> [Listed records]
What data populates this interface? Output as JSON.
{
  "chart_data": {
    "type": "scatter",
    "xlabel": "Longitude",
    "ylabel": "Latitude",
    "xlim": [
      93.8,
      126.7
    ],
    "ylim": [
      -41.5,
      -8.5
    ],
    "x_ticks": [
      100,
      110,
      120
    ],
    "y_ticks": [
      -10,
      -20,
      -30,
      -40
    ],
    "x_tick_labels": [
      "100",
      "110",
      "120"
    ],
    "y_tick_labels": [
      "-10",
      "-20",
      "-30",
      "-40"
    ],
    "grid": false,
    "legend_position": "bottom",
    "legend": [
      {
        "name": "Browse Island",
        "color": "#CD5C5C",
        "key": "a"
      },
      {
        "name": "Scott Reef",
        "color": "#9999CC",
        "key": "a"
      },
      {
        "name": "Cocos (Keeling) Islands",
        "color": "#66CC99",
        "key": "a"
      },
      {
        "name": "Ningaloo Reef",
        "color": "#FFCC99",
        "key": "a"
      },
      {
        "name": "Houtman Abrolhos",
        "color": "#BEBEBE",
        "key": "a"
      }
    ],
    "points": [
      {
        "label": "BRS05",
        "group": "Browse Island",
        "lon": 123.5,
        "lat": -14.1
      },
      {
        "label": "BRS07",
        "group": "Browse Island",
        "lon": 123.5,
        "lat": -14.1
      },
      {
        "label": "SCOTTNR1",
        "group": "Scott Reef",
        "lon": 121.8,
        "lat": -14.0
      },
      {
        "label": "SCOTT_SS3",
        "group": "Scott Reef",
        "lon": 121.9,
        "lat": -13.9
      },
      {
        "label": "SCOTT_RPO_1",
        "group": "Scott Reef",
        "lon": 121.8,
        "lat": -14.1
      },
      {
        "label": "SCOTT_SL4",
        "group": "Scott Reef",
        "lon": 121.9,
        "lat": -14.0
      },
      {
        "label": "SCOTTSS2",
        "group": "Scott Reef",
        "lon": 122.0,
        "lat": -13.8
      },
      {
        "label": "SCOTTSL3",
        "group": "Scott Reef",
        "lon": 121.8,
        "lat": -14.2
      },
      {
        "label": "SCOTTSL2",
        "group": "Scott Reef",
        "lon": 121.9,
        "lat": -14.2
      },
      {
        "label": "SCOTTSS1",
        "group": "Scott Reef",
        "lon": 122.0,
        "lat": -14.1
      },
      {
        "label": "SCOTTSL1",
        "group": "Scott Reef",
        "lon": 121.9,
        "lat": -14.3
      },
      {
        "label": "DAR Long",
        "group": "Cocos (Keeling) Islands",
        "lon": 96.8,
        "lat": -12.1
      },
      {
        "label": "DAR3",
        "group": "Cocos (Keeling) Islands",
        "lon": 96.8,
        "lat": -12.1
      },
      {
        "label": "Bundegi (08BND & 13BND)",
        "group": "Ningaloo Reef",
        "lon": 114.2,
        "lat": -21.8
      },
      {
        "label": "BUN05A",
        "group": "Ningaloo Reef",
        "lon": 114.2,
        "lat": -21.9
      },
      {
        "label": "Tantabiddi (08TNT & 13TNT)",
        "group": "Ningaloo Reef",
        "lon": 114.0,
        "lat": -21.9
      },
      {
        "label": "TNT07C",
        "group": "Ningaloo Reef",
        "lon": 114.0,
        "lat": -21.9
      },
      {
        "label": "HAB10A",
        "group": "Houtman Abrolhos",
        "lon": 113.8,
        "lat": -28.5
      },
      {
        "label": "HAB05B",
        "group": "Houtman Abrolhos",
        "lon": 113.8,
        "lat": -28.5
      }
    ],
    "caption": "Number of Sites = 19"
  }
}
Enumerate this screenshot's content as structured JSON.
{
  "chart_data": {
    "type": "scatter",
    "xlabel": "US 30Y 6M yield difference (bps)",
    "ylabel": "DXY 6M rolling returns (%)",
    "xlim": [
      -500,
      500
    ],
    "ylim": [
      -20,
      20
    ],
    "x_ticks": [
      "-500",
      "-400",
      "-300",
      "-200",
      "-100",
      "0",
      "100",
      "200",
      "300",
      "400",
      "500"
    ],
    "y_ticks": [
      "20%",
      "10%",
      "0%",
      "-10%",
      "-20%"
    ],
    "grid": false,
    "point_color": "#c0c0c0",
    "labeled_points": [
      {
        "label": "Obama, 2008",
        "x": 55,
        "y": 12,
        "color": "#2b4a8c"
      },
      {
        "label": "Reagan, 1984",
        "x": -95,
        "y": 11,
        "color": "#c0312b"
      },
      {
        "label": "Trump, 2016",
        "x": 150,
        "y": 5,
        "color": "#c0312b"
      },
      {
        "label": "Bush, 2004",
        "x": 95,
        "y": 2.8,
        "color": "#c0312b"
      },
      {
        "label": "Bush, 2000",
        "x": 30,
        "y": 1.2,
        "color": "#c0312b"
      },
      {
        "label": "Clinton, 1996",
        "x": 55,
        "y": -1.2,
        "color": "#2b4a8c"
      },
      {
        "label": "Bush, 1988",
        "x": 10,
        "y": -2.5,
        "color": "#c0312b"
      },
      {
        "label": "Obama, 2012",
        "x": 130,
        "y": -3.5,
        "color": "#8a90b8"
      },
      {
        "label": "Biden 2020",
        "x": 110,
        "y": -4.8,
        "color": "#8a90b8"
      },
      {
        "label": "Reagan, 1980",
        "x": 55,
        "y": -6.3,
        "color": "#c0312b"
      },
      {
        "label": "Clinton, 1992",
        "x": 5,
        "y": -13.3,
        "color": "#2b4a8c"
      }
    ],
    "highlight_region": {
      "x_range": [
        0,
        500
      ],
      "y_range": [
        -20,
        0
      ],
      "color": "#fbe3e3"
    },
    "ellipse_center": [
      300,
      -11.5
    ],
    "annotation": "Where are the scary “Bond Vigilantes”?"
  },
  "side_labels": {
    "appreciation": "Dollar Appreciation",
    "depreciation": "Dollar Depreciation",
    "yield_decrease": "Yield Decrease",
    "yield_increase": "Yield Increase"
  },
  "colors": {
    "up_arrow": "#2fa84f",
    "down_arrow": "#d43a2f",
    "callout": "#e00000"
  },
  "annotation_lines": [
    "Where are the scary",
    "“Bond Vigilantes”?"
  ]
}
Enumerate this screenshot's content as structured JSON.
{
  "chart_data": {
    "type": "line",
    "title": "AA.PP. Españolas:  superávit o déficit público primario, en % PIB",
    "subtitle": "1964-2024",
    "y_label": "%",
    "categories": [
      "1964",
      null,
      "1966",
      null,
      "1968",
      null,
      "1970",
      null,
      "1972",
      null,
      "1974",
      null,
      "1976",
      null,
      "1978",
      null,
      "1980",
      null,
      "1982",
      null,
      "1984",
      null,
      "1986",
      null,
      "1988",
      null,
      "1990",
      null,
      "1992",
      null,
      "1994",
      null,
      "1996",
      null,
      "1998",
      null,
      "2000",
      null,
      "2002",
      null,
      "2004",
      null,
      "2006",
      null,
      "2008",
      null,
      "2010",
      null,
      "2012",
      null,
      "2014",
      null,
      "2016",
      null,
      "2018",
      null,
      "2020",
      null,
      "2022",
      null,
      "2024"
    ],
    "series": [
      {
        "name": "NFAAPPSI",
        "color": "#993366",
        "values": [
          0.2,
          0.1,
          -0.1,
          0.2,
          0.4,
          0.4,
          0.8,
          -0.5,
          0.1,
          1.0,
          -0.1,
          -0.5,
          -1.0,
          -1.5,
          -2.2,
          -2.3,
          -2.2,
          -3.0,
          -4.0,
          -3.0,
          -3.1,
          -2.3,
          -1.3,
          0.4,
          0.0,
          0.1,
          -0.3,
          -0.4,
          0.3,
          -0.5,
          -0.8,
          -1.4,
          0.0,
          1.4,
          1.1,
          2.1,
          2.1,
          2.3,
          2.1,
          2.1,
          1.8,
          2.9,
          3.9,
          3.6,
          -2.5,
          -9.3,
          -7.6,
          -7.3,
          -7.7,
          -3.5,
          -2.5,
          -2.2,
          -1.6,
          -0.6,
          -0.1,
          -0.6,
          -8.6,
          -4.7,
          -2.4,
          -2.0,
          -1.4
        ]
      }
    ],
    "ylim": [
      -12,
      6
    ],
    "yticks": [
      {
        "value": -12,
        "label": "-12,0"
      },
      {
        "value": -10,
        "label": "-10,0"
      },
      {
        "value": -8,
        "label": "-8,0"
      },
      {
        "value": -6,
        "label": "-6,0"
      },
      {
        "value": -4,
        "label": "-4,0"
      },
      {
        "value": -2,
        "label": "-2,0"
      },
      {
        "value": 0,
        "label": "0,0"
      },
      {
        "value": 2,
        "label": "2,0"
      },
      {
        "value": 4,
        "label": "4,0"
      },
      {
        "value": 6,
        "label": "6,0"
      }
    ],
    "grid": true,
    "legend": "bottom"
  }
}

> [What to work on]
Copy all lines from the listing that contain "Where".

> [The answer]
    "annotation": "Where are the scary “Bond Vigilantes”?"
    "Where are the scary",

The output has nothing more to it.